Direction
Can you transcribe every record below exactly as it appears?

Exercise data
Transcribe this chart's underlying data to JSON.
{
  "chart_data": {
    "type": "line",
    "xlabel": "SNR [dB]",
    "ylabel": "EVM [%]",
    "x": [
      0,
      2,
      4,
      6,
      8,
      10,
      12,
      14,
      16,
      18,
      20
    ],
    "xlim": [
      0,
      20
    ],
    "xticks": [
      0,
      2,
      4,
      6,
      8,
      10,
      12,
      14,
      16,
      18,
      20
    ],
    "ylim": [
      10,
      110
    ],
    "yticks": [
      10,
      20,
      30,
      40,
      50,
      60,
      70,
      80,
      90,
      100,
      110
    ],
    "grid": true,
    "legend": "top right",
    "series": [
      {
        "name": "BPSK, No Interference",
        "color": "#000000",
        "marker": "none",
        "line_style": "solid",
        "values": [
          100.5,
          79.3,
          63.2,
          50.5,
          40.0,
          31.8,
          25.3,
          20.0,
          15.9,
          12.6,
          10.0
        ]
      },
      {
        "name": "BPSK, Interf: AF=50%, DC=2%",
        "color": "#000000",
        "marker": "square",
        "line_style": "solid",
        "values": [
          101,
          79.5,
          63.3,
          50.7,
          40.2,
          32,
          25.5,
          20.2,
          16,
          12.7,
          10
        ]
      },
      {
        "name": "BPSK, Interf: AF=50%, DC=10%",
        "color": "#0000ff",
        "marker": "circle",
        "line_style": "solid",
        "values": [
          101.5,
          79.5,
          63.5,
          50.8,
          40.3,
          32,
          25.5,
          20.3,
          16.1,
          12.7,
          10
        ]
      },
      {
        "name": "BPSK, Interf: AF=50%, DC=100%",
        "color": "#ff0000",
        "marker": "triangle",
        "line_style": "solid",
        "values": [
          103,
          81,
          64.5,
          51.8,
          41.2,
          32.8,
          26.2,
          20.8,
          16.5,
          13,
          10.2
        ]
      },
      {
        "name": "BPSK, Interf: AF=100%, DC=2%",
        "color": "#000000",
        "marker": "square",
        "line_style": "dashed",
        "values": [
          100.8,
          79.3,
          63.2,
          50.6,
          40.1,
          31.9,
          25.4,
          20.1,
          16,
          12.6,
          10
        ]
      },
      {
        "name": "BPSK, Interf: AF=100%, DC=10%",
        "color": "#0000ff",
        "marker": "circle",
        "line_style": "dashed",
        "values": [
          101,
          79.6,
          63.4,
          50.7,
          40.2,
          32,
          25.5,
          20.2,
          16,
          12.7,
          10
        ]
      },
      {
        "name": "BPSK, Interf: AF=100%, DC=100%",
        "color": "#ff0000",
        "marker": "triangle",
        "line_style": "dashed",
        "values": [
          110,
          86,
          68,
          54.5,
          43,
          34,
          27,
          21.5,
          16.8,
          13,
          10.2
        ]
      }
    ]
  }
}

Expected output
Transcribe this chart's underlying data to JSON.
{
  "chart_data": {
    "type": "line",
    "xlabel": "SNR [dB]",
    "ylabel": "EVM [%]",
    "x": [
      0,
      2,
      4,
      6,
      8,
      10,
      12,
      14,
      16,
      18,
      20
    ],
    "xlim": [
      0,
      20
    ],
    "xticks": [
      0,
      2,
      4,
      6,
      8,
      10,
      12,
      14,
      16,
      18,
      20
    ],
    "ylim": [
      10,
      110
    ],
    "yticks": [
      10,
      20,
      30,
      40,
      50,
      60,
      70,
      80,
      90,
      100,
      110
    ],
    "grid": true,
    "legend": "top right",
    "series": [
      {
        "name": "BPSK, No Interference",
        "color": "#000000",
        "marker": "none",
        "line_style": "solid",
        "values": [
          100.5,
          79.3,
          63.2,
          50.5,
          40.0,
          31.8,
          25.3,
          20.0,
          15.9,
          12.6,
          10.0
        ]
      },
      {
        "name": "BPSK, Interf: AF=50%, DC=2%",
        "color": "#000000",
        "marker": "square",
        "line_style": "solid",
        "values": [
          101,
          79.5,
          63.3,
          50.7,
          40.2,
          32,
          25.5,
          20.2,
          16,
          12.7,
          10
        ]
      },
      {
        "name": "BPSK, Interf: AF=50%, DC=10%",
        "color": "#0000ff",
        "marker": "circle",
        "line_style": "solid",
        "values": [
          101.5,
          79.5,
          63.5,
          50.8,
          40.3,
          32,
          25.5,
          20.3,
          16.1,
          12.7,
          10
        ]
      },
      {
        "name": "BPSK, Interf: AF=50%, DC=100%",
        "color": "#ff0000",
        "marker": "triangle",
        "line_style": "solid",
        "values": [
          103,
          81,
          64.5,
          51.8,
          41.2,
          32.8,
          26.2,
          20.8,
          16.5,
          13,
          10.2
        ]
      },
      {
        "name": "BPSK, Interf: AF=100%, DC=2%",
        "color": "#000000",
        "marker": "square",
        "line_style": "dashed",
        "values": [
          100.8,
          79.3,
          63.2,
          50.6,
          40.1,
          31.9,
          25.4,
          20.1,
          16,
          12.6,
          10
        ]
      },
      {
        "name": "BPSK, Interf: AF=100%, DC=10%",
        "color": "#0000ff",
        "marker": "circle",
        "line_style": "dashed",
        "values": [
          101,
          79.6,
          63.4,
          50.7,
          40.2,
          32,
          25.5,
          20.2,
          16,
          12.7,
          10
        ]
      },
      {
        "name": "BPSK, Interf: AF=100%, DC=100%",
        "color": "#ff0000",
        "marker": "triangle",
        "line_style": "dashed",
        "values": [
          110,
          86,
          68,
          54.5,
          43,
          34,
          27,
          21.5,
          16.8,
          13,
          10.2
        ]
      }
    ]
  }
}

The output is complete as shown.